[START DATA FOR THE TASK]

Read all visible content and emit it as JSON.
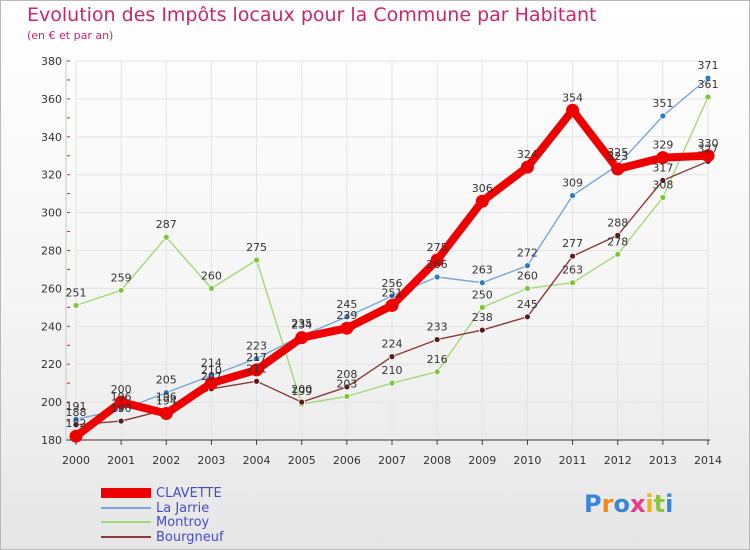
{
  "chart_data": {
    "type": "line",
    "title": "Evolution des Impôts locaux pour la Commune par Habitant",
    "subtitle": "(en € et par an)",
    "x": [
      "2000",
      "2001",
      "2002",
      "2003",
      "2004",
      "2005",
      "2006",
      "2007",
      "2008",
      "2009",
      "2010",
      "2011",
      "2012",
      "2013",
      "2014"
    ],
    "ylim": [
      180,
      380
    ],
    "yticks": [
      180,
      200,
      220,
      240,
      260,
      280,
      300,
      320,
      340,
      360,
      380
    ],
    "grid": true,
    "legend_position": "bottom-left",
    "series": [
      {
        "name": "La Jarrie",
        "color": "#7aa6d6",
        "marker": "#2e78c4",
        "values": [
          191,
          196,
          205,
          214,
          223,
          235,
          245,
          256,
          266,
          263,
          272,
          309,
          325,
          351,
          371
        ]
      },
      {
        "name": "Montroy",
        "color": "#a6d77a",
        "marker": "#7cc63a",
        "values": [
          251,
          259,
          287,
          260,
          275,
          199,
          203,
          210,
          216,
          250,
          260,
          263,
          278,
          308,
          361
        ]
      },
      {
        "name": "Bourgneuf",
        "color": "#8a3a3a",
        "marker": "#5a1a1a",
        "values": [
          188,
          190,
          196,
          207,
          211,
          200,
          208,
          224,
          233,
          238,
          245,
          277,
          288,
          317,
          327
        ]
      },
      {
        "name": "CLAVETTE",
        "color": "#ee0000",
        "marker": "#ee0000",
        "values": [
          182,
          200,
          194,
          210,
          217,
          234,
          239,
          251,
          275,
          306,
          324,
          354,
          323,
          329,
          330
        ]
      }
    ]
  },
  "logo": {
    "text": "Proxiti",
    "colors": [
      "#3b87d6",
      "#f08a1a",
      "#3b87d6",
      "#e83a8a",
      "#f0b21a",
      "#8cc63f",
      "#3b87d6"
    ]
  }
}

[END DATA FOR THE TASK]

◆ THE REQUEST ◆
Read through the entries and copy each line in which "marker" appears.

◆ TASK OUTPUT ◆
        "marker": "#2e78c4",
        "marker": "#7cc63a",
        "marker": "#5a1a1a",
        "marker": "#ee0000",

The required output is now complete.